(Rows from a dataset)

┏━━

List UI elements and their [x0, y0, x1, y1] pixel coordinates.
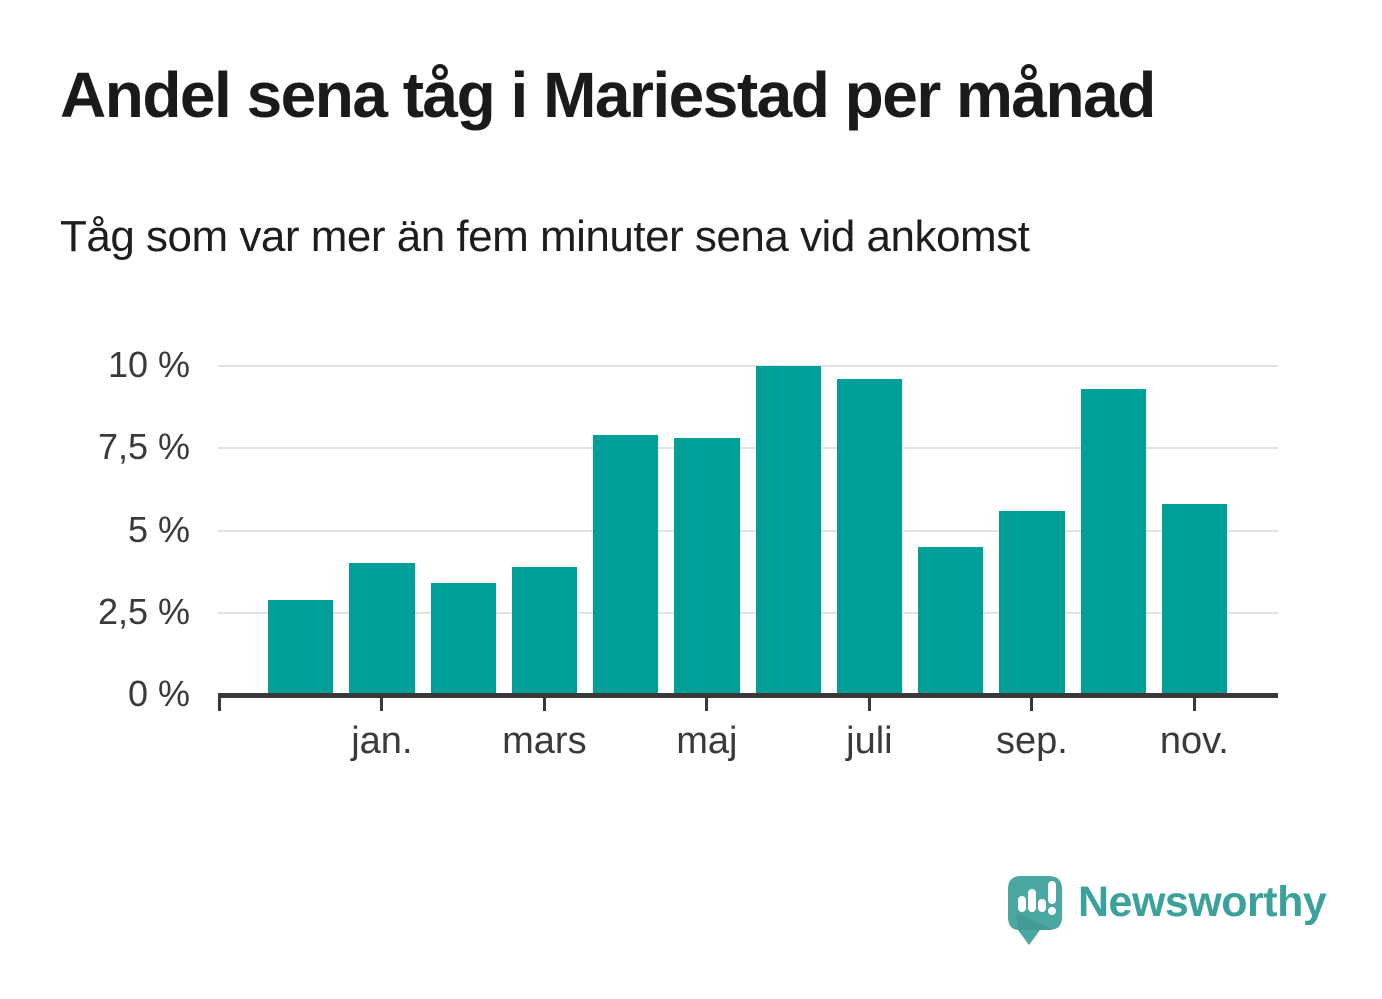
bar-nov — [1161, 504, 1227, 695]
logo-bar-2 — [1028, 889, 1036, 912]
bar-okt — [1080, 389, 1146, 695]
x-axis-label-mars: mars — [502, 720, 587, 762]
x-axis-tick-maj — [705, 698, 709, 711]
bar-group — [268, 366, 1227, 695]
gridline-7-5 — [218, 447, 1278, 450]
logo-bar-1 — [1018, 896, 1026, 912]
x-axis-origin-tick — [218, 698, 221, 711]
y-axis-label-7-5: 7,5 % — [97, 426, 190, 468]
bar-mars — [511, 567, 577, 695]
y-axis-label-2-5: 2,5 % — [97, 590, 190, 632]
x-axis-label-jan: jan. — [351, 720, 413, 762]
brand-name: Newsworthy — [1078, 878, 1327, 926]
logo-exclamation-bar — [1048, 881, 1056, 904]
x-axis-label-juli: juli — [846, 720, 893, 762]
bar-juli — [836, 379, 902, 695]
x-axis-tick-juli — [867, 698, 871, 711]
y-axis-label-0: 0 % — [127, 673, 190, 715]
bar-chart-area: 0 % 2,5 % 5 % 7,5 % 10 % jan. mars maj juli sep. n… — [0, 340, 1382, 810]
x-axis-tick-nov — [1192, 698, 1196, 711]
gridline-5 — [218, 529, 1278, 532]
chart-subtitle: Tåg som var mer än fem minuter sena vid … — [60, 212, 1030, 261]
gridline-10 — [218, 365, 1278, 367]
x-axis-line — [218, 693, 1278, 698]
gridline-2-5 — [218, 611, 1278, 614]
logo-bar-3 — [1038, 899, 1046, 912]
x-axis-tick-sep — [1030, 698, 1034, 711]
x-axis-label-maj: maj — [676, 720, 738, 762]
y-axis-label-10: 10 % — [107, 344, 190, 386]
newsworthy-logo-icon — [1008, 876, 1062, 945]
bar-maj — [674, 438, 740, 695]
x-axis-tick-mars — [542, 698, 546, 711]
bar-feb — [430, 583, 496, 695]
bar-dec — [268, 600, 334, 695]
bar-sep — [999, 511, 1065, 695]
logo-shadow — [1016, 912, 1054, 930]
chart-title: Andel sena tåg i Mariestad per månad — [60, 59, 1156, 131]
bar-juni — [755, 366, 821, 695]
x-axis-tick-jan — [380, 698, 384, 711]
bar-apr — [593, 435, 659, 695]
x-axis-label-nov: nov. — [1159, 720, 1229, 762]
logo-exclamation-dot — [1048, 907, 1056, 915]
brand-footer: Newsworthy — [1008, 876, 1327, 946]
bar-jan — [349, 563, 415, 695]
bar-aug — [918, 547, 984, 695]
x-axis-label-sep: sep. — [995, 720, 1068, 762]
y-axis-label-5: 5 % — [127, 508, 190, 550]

┗━━

**Task to carry out:** Can you copy every line of the records above word for word, omitting the pictures?

**Reply to the task:**
List UI elements and their [x0, y0, x1, y1] pixel coordinates.
bar-nov — [1161, 504, 1227, 695]
logo-bar-2 — [1028, 889, 1036, 912]
bar-okt — [1080, 389, 1146, 695]
x-axis-label-mars: mars — [502, 720, 587, 762]
x-axis-tick-maj — [705, 698, 709, 711]
bar-group — [268, 366, 1227, 695]
gridline-7-5 — [218, 447, 1278, 450]
logo-bar-1 — [1018, 896, 1026, 912]
x-axis-origin-tick — [218, 698, 221, 711]
y-axis-label-7-5: 7,5 % — [97, 426, 190, 468]
bar-mars — [511, 567, 577, 695]
y-axis-label-2-5: 2,5 % — [97, 590, 190, 632]
x-axis-label-jan: jan. — [351, 720, 413, 762]
brand-name: Newsworthy — [1078, 878, 1327, 926]
logo-exclamation-bar — [1048, 881, 1056, 904]
x-axis-label-juli: juli — [846, 720, 893, 762]
bar-juli — [836, 379, 902, 695]
x-axis-tick-juli — [867, 698, 871, 711]
y-axis-label-0: 0 % — [127, 673, 190, 715]
bar-chart-area: 0 % 2,5 % 5 % 7,5 % 10 % jan. mars maj juli sep. n… — [0, 340, 1382, 810]
x-axis-tick-nov — [1192, 698, 1196, 711]
gridline-5 — [218, 529, 1278, 532]
chart-subtitle: Tåg som var mer än fem minuter sena vid … — [60, 212, 1030, 261]
gridline-10 — [218, 365, 1278, 367]
x-axis-line — [218, 693, 1278, 698]
gridline-2-5 — [218, 611, 1278, 614]
logo-bar-3 — [1038, 899, 1046, 912]
x-axis-tick-sep — [1030, 698, 1034, 711]
x-axis-label-maj: maj — [676, 720, 738, 762]
y-axis-label-10: 10 % — [107, 344, 190, 386]
newsworthy-logo-icon — [1008, 876, 1062, 945]
bar-maj — [674, 438, 740, 695]
x-axis-tick-mars — [542, 698, 546, 711]
bar-feb — [430, 583, 496, 695]
bar-dec — [268, 600, 334, 695]
bar-sep — [999, 511, 1065, 695]
logo-shadow — [1016, 912, 1054, 930]
chart-title: Andel sena tåg i Mariestad per månad — [60, 59, 1156, 131]
bar-juni — [755, 366, 821, 695]
x-axis-tick-jan — [380, 698, 384, 711]
bar-apr — [593, 435, 659, 695]
x-axis-label-nov: nov. — [1159, 720, 1229, 762]
logo-exclamation-dot — [1048, 907, 1056, 915]
brand-footer: Newsworthy — [1008, 876, 1327, 946]
bar-jan — [349, 563, 415, 695]
bar-aug — [918, 547, 984, 695]
x-axis-label-sep: sep. — [995, 720, 1068, 762]
y-axis-label-5: 5 % — [127, 508, 190, 550]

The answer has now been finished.